• **AIM OF THE EXERCISE**:
Please pull out the lines from the one containing "title-field[interactable]: Tech Team" through the end of the records, both included, and reproduce them word for word, leaving the pictures out of your answer.

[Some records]
====

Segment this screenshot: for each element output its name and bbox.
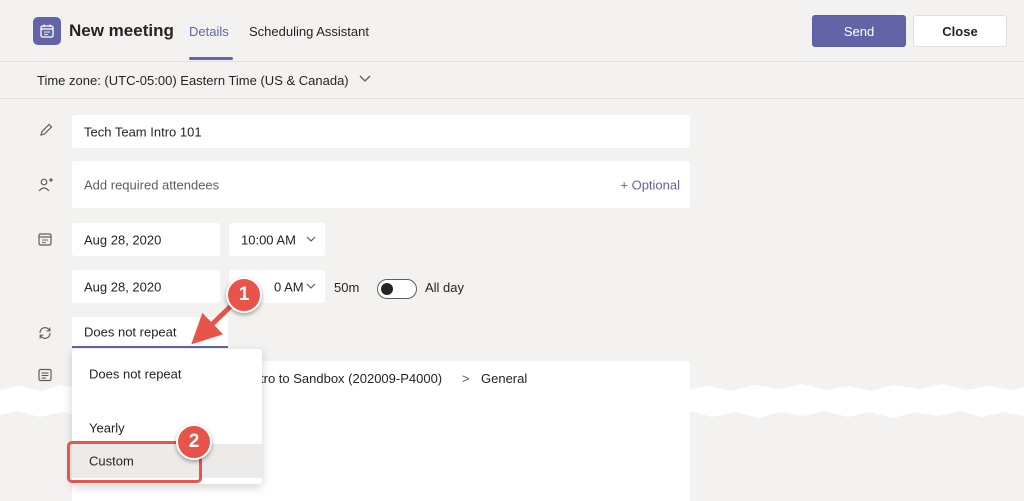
title-field[interactable]: Tech Team Intro 101 [72,115,690,148]
repeat-value: Does not repeat [84,324,177,339]
start-date-value: Aug 28, 2020 [84,232,162,247]
add-person-icon [37,176,55,197]
dropdown-option-does-not-repeat[interactable]: Does not repeat [72,357,262,391]
all-day-toggle[interactable] [377,279,417,299]
repeat-select[interactable]: Does not repeat [72,317,228,348]
callout-badge-2: 2 [176,424,212,460]
end-time-value: 0 AM [274,279,304,294]
chevron-down-icon[interactable] [358,71,372,88]
attendees-placeholder: Add required attendees [84,177,220,192]
title-value: Tech Team Intro 101 [84,124,202,139]
meeting-header: New meeting Details Scheduling Assistant… [0,0,1024,62]
end-date-field[interactable]: Aug 28, 2020 [72,270,220,303]
start-date-field[interactable]: Aug 28, 2020 [72,223,220,256]
send-button[interactable]: Send [812,15,906,47]
callout-badge-1: 1 [226,277,262,313]
tab-details[interactable]: Details [189,24,229,39]
chevron-down-icon [305,280,317,295]
toggle-knob [381,283,393,295]
calendar-app-icon [33,17,61,45]
start-time-field[interactable]: 10:00 AM [229,223,325,256]
attendees-field[interactable]: Add required attendees + Optional [72,161,690,208]
page-title: New meeting [69,21,174,40]
pencil-icon [38,122,54,141]
end-date-value: Aug 28, 2020 [84,279,162,294]
optional-attendees-link[interactable]: + Optional [620,177,680,192]
all-day-label: All day [425,280,465,295]
chevron-down-icon [305,233,317,248]
timezone-label: Time zone: (UTC-05:00) Eastern Time (US … [37,73,349,88]
start-time-value: 10:00 AM [241,232,296,247]
calendar-icon [37,231,53,250]
tab-scheduling-assistant[interactable]: Scheduling Assistant [249,24,369,39]
close-button[interactable]: Close [913,15,1007,47]
duration-label: 50m [334,280,360,295]
dropdown-option-yearly[interactable]: Yearly [72,411,262,445]
timezone-bar[interactable]: Time zone: (UTC-05:00) Eastern Time (US … [0,62,1024,99]
repeat-icon [37,325,53,344]
tab-active-indicator [189,57,233,60]
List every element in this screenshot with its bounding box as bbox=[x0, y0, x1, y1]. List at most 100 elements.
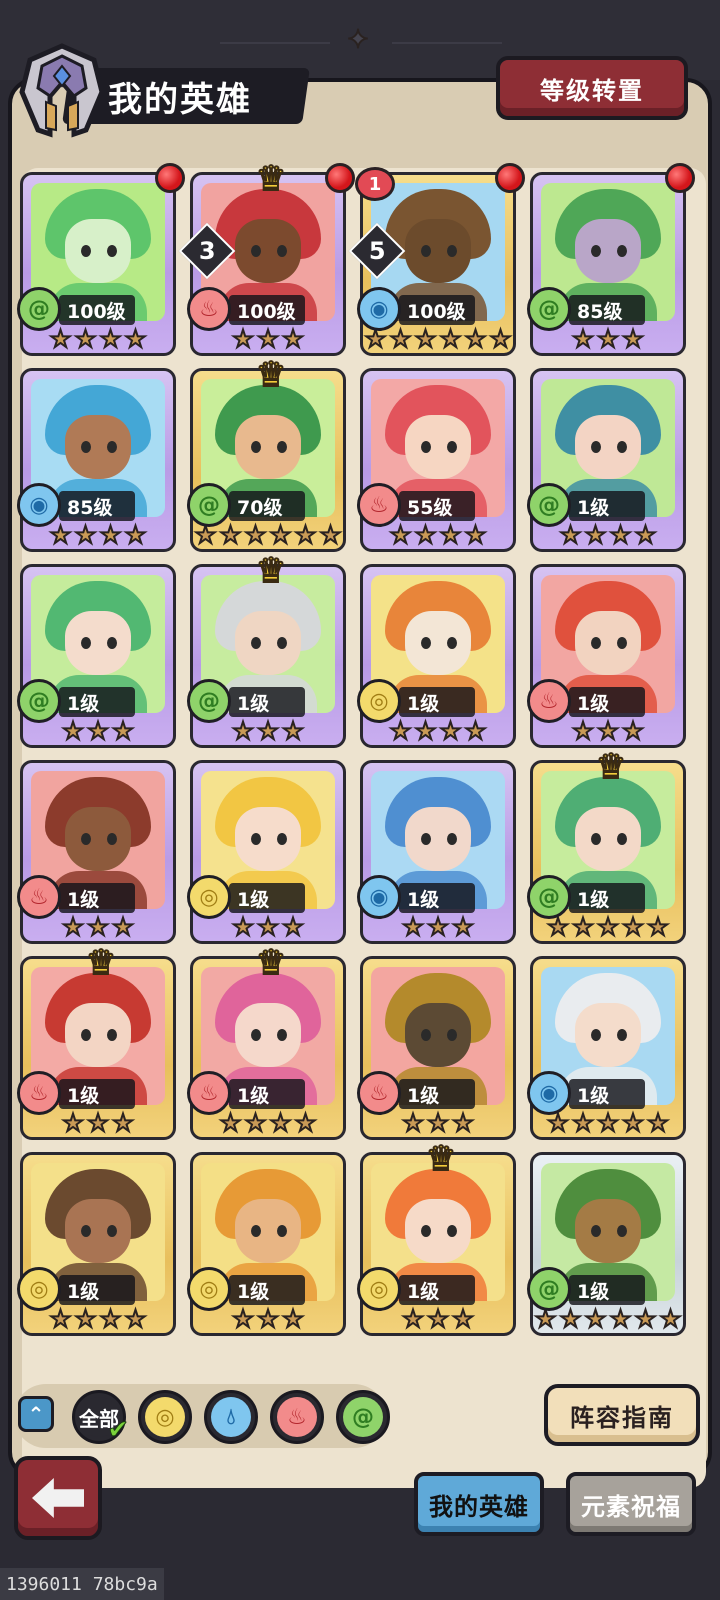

====

• **ANSWER TO THIS TASK**:
title-field[interactable]: Tech Team Intro 101 [72,115,690,148]
repeat-value: Does not repeat [84,324,177,339]
start-date-value: Aug 28, 2020 [84,232,162,247]
add-person-icon [37,176,55,197]
dropdown-option-does-not-repeat[interactable]: Does not repeat [72,357,262,391]
all-day-toggle[interactable] [377,279,417,299]
repeat-select[interactable]: Does not repeat [72,317,228,348]
callout-badge-2: 2 [176,424,212,460]
end-time-value: 0 AM [274,279,304,294]
chevron-down-icon[interactable] [358,71,372,88]
attendees-placeholder: Add required attendees [84,177,220,192]
title-value: Tech Team Intro 101 [84,124,202,139]
meeting-header: New meeting Details Scheduling Assistant… [0,0,1024,62]
end-date-field[interactable]: Aug 28, 2020 [72,270,220,303]
start-date-field[interactable]: Aug 28, 2020 [72,223,220,256]
send-button[interactable]: Send [812,15,906,47]
callout-badge-1: 1 [226,277,262,313]
tab-details[interactable]: Details [189,24,229,39]
chevron-down-icon [305,280,317,295]
toggle-knob [381,283,393,295]
calendar-app-icon [33,17,61,45]
start-time-field[interactable]: 10:00 AM [229,223,325,256]
attendees-field[interactable]: Add required attendees + Optional [72,161,690,208]
page-title: New meeting [69,21,174,40]
pencil-icon [38,122,54,141]
end-date-value: Aug 28, 2020 [84,279,162,294]
optional-attendees-link[interactable]: + Optional [620,177,680,192]
all-day-label: All day [425,280,465,295]
chevron-down-icon [305,233,317,248]
timezone-label: Time zone: (UTC-05:00) Eastern Time (US … [37,73,349,88]
start-time-value: 10:00 AM [241,232,296,247]
calendar-icon [37,231,53,250]
tab-scheduling-assistant[interactable]: Scheduling Assistant [249,24,369,39]
close-button[interactable]: Close [913,15,1007,47]
duration-label: 50m [334,280,360,295]
dropdown-option-yearly[interactable]: Yearly [72,411,262,445]
timezone-bar[interactable]: Time zone: (UTC-05:00) Eastern Time (US … [0,62,1024,99]
repeat-icon [37,325,53,344]
tab-active-indicator [189,57,233,60]
List every element in this screenshot with its bounding box as bbox=[x0, y0, x1, y1]. List at most 100 elements.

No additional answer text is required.